-- The problem --
Write the records out again, precisely as they stand.

★ ★ ★ ★

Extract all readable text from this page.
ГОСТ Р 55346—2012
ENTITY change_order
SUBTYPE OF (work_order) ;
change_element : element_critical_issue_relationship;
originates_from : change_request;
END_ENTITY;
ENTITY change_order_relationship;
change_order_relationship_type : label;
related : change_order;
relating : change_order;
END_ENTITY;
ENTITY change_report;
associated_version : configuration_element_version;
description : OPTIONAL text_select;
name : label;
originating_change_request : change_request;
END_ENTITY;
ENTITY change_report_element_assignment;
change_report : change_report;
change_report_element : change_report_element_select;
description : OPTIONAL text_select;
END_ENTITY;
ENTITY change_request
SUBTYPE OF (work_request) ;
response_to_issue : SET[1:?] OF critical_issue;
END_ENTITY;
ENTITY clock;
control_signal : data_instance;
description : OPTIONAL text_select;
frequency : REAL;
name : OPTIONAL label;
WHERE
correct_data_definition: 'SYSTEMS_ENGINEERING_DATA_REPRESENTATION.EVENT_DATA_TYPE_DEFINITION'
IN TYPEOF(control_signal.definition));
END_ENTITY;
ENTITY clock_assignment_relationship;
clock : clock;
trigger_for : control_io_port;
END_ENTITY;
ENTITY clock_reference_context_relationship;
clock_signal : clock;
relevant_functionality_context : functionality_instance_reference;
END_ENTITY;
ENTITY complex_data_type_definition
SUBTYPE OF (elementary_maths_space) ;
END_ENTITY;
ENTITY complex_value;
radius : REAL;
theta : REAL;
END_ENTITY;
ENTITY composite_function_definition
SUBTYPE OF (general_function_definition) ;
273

★ ★ ★ ★

-- Result for this exercise --
Extract all readable text from this page.
ГОСТ Р 55346—2012
ENTITY change_order
SUBTYPE OF (work_order) ;
change_element : element_critical_issue_relationship;
originates_from : change_request;
END_ENTITY;
ENTITY change_order_relationship;
change_order_relationship_type : label;
related : change_order;
relating : change_order;
END_ENTITY;
ENTITY change_report;
associated_version : configuration_element_version;
description : OPTIONAL text_select;
name : label;
originating_change_request : change_request;
END_ENTITY;
ENTITY change_report_element_assignment;
change_report : change_report;
change_report_element : change_report_element_select;
description : OPTIONAL text_select;
END_ENTITY;
ENTITY change_request
SUBTYPE OF (work_request) ;
response_to_issue : SET[1:?] OF critical_issue;
END_ENTITY;
ENTITY clock;
control_signal : data_instance;
description : OPTIONAL text_select;
frequency : REAL;
name : OPTIONAL label;
WHERE
correct_data_definition: 'SYSTEMS_ENGINEERING_DATA_REPRESENTATION.EVENT_DATA_TYPE_DEFINITION'
IN TYPEOF(control_signal.definition));
END_ENTITY;
ENTITY clock_assignment_relationship;
clock : clock;
trigger_for : control_io_port;
END_ENTITY;
ENTITY clock_reference_context_relationship;
clock_signal : clock;
relevant_functionality_context : functionality_instance_reference;
END_ENTITY;
ENTITY complex_data_type_definition
SUBTYPE OF (elementary_maths_space) ;
END_ENTITY;
ENTITY complex_value;
radius : REAL;
theta : REAL;
END_ENTITY;
ENTITY composite_function_definition
SUBTYPE OF (general_function_definition) ;
273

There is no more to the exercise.